TASK
Return the records, each one exactly as written.

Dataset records

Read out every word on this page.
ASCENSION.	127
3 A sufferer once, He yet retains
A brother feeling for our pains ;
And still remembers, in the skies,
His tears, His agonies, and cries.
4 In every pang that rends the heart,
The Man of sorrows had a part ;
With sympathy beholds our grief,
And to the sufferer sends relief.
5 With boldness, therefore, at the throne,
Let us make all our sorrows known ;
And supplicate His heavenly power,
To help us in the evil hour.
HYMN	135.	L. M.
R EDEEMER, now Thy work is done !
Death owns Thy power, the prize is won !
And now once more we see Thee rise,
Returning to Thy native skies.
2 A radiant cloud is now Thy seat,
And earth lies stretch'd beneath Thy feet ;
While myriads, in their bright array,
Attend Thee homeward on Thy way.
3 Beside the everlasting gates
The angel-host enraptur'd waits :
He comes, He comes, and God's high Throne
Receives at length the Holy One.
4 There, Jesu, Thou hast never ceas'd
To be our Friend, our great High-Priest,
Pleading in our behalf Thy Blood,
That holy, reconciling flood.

SOLUTION TO THE EXERCISE
Read out every word on this page.
ASCENSION.	127
3 A sufferer once, He yet retains
A brother feeling for our pains ;
And still remembers, in the skies,
His tears, His agonies, and cries.
4 In every pang that rends the heart,
The Man of sorrows had a part ;
With sympathy beholds our grief,
And to the sufferer sends relief.
5 With boldness, therefore, at the throne,
Let us make all our sorrows known ;
And supplicate His heavenly power,
To help us in the evil hour.
HYMN	135.	L. M.
R EDEEMER, now Thy work is done !
Death owns Thy power, the prize is won !
And now once more we see Thee rise,
Returning to Thy native skies.
2 A radiant cloud is now Thy seat,
And earth lies stretch'd beneath Thy feet ;
While myriads, in their bright array,
Attend Thee homeward on Thy way.
3 Beside the everlasting gates
The angel-host enraptur'd waits :
He comes, He comes, and God's high Throne
Receives at length the Holy One.
4 There, Jesu, Thou hast never ceas'd
To be our Friend, our great High-Priest,
Pleading in our behalf Thy Blood,
That holy, reconciling flood.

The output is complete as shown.